PROBLEM
Show every line below where "values" can be found.

INPUT RECORDS
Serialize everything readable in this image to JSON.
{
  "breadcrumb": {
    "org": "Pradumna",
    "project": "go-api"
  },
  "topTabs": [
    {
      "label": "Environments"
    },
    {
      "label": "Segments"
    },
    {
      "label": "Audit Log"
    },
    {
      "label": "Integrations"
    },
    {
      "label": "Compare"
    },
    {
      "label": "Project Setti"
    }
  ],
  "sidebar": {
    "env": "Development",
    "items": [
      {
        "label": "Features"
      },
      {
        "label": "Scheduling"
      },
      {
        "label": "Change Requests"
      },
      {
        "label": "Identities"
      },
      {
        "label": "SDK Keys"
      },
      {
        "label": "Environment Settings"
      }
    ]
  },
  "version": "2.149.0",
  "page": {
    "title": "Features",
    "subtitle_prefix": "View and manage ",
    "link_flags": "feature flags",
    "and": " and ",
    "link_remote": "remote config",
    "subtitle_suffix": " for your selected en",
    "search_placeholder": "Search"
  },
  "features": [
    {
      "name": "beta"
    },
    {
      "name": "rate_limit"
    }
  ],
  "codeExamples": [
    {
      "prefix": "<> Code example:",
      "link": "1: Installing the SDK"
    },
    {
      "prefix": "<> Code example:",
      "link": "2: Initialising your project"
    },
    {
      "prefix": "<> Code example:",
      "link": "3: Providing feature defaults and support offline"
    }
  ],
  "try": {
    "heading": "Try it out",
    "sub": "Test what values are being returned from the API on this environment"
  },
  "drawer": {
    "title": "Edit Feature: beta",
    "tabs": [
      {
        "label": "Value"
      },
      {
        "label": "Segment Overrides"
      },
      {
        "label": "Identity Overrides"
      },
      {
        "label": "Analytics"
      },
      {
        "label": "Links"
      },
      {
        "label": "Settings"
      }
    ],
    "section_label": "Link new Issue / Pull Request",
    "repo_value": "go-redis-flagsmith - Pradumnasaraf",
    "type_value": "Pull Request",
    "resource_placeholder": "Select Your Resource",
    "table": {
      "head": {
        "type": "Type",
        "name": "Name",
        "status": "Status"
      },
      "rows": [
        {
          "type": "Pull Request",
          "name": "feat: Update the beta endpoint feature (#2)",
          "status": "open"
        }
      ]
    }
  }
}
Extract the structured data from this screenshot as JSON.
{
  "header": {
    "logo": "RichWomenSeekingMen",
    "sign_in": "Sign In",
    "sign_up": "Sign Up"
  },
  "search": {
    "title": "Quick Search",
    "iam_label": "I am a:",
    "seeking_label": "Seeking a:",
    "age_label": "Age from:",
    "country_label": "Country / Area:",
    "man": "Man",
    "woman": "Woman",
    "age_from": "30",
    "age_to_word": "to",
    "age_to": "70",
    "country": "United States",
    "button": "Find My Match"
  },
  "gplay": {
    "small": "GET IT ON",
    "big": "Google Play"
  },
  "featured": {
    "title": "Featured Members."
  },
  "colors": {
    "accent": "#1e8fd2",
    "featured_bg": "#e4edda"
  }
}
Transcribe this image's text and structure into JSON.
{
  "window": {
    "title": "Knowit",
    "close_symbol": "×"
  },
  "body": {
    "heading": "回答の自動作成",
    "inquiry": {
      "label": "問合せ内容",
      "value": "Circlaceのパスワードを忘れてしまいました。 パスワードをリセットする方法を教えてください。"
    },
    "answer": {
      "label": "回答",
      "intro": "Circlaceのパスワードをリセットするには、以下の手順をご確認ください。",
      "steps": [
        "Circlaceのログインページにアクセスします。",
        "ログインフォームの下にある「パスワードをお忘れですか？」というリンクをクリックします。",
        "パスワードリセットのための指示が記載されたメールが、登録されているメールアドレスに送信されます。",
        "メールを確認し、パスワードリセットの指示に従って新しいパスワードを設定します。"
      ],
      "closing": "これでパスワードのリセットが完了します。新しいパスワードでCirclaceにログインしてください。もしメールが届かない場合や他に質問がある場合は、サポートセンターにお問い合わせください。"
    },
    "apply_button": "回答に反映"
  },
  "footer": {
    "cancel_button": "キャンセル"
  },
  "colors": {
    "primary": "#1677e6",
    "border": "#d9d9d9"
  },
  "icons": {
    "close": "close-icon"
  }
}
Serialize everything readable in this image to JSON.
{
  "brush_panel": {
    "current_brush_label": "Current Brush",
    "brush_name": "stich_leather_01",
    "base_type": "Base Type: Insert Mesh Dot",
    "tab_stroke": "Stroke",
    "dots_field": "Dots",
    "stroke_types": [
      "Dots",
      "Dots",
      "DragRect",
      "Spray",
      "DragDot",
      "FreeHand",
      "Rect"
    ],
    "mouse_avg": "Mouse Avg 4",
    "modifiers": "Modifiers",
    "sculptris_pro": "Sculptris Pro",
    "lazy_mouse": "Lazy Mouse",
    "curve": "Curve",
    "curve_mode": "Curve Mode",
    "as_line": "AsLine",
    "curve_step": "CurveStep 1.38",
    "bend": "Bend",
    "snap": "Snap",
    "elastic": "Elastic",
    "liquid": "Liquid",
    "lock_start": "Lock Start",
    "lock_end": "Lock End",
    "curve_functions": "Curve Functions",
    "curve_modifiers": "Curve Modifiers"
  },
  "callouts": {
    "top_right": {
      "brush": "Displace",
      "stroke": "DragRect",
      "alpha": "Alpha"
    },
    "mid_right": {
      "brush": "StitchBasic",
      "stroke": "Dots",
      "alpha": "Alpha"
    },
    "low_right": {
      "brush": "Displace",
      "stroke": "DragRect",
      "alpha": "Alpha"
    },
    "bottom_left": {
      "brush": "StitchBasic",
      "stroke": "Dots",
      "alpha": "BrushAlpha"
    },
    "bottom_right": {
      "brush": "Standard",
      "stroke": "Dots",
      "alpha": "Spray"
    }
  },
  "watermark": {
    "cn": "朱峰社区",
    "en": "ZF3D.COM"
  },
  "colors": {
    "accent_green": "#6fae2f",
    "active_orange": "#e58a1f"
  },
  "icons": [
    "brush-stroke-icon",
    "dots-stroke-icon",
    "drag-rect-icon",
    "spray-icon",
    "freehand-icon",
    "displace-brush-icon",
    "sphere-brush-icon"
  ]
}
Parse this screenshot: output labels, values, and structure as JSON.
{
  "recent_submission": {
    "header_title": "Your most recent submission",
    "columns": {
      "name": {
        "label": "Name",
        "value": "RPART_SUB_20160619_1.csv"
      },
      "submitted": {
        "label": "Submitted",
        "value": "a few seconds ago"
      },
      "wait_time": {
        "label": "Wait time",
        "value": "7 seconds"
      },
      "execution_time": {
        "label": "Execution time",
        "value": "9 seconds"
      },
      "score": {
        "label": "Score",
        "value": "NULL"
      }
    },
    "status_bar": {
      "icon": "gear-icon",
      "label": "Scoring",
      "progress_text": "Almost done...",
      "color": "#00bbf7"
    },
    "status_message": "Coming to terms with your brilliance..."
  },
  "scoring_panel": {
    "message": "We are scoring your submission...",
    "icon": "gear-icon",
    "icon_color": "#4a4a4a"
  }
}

TASK RESPONSE
    "sub": "Test what values are being returned from the API on this environment"
Parse this screenshot: output labels, values, and structure as JSON.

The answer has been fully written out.